[Extracted data entries]
______________________________

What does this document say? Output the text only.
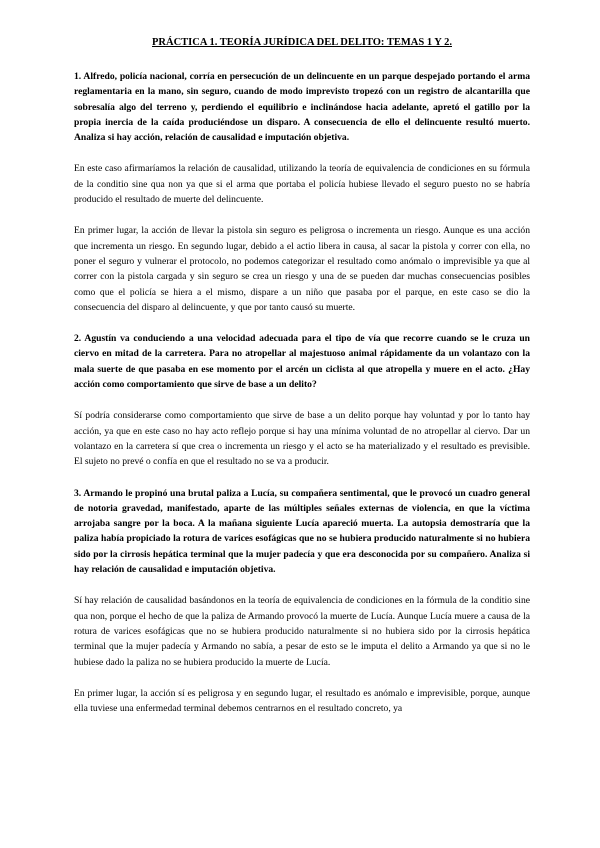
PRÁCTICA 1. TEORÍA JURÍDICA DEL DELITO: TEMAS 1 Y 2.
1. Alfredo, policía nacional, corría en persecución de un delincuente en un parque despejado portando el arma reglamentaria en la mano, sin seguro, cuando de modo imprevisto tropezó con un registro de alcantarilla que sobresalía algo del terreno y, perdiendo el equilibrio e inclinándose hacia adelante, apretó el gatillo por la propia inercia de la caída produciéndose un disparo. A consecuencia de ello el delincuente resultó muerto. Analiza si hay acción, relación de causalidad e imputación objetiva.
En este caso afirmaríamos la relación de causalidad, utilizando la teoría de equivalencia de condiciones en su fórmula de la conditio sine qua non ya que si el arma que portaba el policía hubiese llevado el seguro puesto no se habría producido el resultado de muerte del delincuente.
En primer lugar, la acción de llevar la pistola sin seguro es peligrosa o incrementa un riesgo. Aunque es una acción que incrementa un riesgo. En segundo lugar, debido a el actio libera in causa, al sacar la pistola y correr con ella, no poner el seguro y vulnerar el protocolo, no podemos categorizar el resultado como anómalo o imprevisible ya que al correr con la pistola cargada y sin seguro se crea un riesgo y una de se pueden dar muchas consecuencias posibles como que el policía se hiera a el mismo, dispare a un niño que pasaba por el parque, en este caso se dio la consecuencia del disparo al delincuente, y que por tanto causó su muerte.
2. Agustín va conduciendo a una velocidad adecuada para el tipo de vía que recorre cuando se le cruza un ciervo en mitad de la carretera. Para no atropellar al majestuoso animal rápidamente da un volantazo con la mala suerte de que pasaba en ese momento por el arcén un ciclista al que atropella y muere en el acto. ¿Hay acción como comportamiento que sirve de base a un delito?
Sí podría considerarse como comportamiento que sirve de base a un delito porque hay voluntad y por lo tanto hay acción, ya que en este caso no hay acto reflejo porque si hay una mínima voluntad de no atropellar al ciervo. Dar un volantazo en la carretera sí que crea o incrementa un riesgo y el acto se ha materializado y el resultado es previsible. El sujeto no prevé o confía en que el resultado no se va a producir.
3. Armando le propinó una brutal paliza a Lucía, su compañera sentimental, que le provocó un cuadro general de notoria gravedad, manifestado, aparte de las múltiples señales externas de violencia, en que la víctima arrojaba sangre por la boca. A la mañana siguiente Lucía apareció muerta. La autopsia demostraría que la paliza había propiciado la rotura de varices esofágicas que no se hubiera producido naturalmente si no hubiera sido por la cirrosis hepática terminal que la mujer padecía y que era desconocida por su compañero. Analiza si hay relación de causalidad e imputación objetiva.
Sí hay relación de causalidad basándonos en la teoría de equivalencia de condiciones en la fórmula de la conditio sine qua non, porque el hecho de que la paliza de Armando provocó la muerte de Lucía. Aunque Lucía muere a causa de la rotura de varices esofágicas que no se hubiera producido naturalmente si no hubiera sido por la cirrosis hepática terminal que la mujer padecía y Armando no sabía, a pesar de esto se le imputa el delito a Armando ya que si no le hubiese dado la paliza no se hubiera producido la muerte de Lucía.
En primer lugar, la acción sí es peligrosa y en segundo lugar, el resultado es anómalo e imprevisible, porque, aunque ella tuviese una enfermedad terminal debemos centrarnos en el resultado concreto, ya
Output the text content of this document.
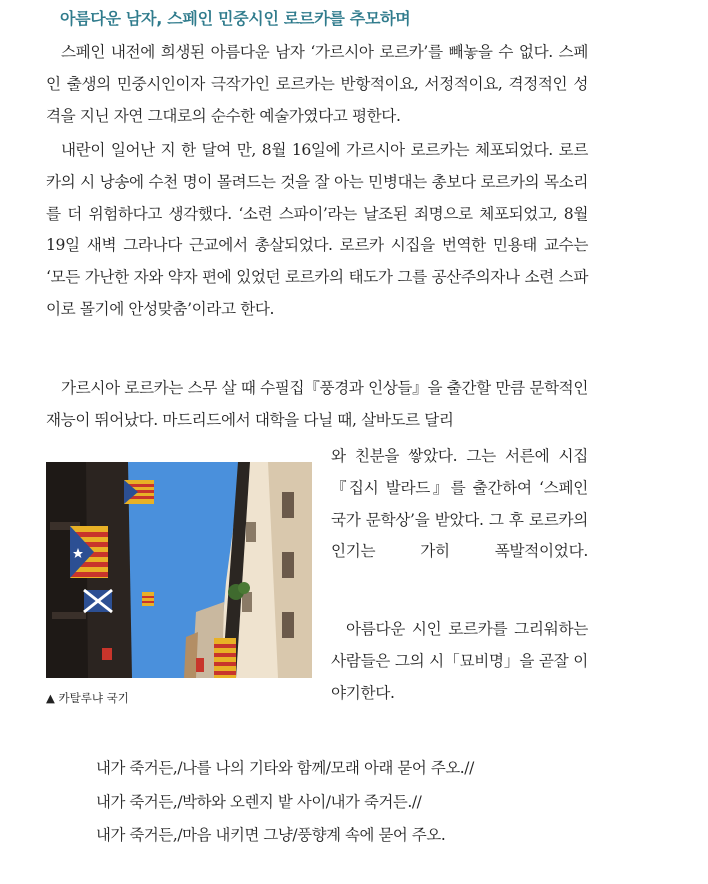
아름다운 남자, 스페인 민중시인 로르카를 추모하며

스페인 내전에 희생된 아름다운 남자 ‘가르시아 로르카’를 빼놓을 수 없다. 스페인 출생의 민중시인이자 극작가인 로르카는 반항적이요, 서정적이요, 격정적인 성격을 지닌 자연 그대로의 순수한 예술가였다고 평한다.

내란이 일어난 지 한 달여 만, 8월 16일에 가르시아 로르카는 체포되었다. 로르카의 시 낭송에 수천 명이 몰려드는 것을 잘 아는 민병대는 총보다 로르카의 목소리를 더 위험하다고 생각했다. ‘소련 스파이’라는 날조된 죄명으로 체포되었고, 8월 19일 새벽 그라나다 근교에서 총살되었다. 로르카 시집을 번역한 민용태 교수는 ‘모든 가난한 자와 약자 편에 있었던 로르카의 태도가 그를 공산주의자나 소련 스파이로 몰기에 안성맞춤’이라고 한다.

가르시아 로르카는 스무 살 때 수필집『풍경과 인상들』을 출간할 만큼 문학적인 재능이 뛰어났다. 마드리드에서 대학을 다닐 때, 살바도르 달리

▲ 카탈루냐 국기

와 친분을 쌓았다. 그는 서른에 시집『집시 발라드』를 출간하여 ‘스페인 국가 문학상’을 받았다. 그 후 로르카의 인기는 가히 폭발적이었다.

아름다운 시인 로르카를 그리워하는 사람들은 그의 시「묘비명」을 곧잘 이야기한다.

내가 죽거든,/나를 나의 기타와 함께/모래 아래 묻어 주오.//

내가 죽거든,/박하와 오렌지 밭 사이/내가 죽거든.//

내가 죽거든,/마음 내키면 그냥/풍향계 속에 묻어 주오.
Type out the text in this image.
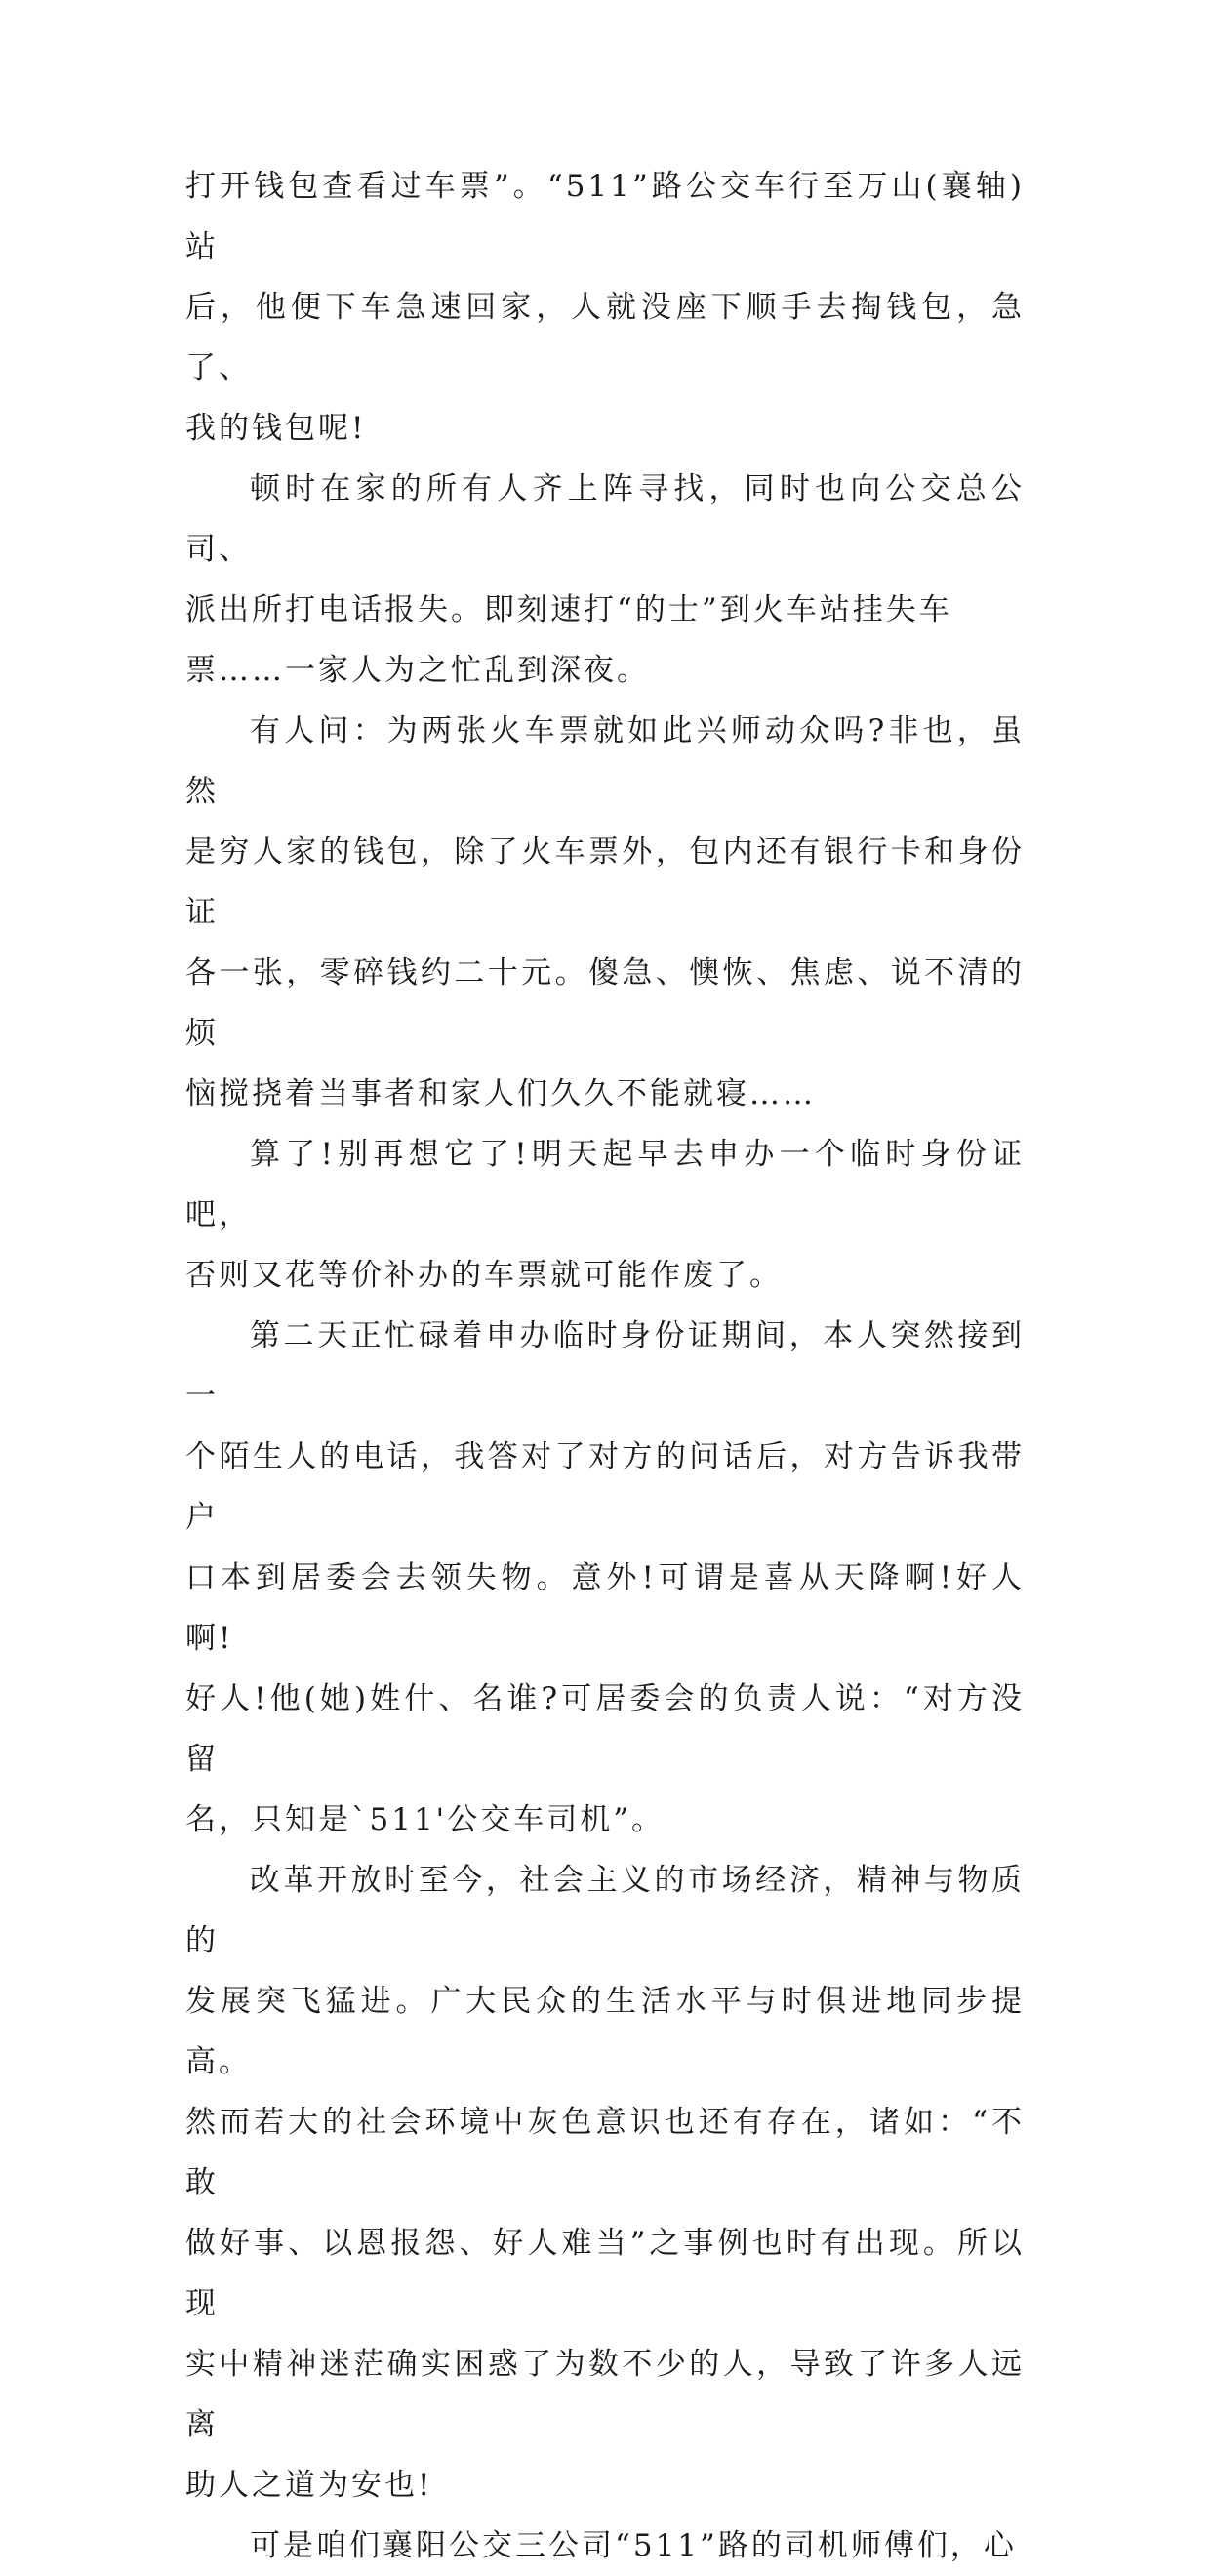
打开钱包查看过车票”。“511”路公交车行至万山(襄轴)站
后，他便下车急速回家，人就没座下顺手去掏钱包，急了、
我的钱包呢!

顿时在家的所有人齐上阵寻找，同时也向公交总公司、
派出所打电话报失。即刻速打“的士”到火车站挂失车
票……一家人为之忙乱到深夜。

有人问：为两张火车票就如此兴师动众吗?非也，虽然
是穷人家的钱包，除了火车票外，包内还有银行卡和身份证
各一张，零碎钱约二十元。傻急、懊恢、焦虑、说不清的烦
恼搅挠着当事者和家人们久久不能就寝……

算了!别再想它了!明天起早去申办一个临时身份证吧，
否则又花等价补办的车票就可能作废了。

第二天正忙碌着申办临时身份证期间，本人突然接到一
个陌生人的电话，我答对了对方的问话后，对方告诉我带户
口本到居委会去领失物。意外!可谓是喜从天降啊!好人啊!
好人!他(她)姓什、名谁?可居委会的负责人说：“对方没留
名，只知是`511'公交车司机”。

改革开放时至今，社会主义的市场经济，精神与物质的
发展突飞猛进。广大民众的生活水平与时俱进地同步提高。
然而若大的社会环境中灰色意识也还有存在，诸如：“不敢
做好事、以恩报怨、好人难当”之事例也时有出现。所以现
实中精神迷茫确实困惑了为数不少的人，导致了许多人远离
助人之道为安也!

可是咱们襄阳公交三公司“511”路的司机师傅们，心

______________________________

Given exercise:
Go through the records and gather the lines that hold "아름다운".

In response:
아름다운 남자, 스페인 민중시인 로르카를 추모하며
스페인 내전에 희생된 아름다운 남자 ‘가르시아 로르카’를 빼놓을 수 없다. 스페인 출생의 민중시인이자 극작가인 로르카는 반항적이요, 서정적이요, 격정적인 성격을 지닌 자연 그대로의 순수한 예술가였다고 평한다.
아름다운 시인 로르카를 그리워하는 사람들은 그의 시「묘비명」을 곧잘 이야기한다.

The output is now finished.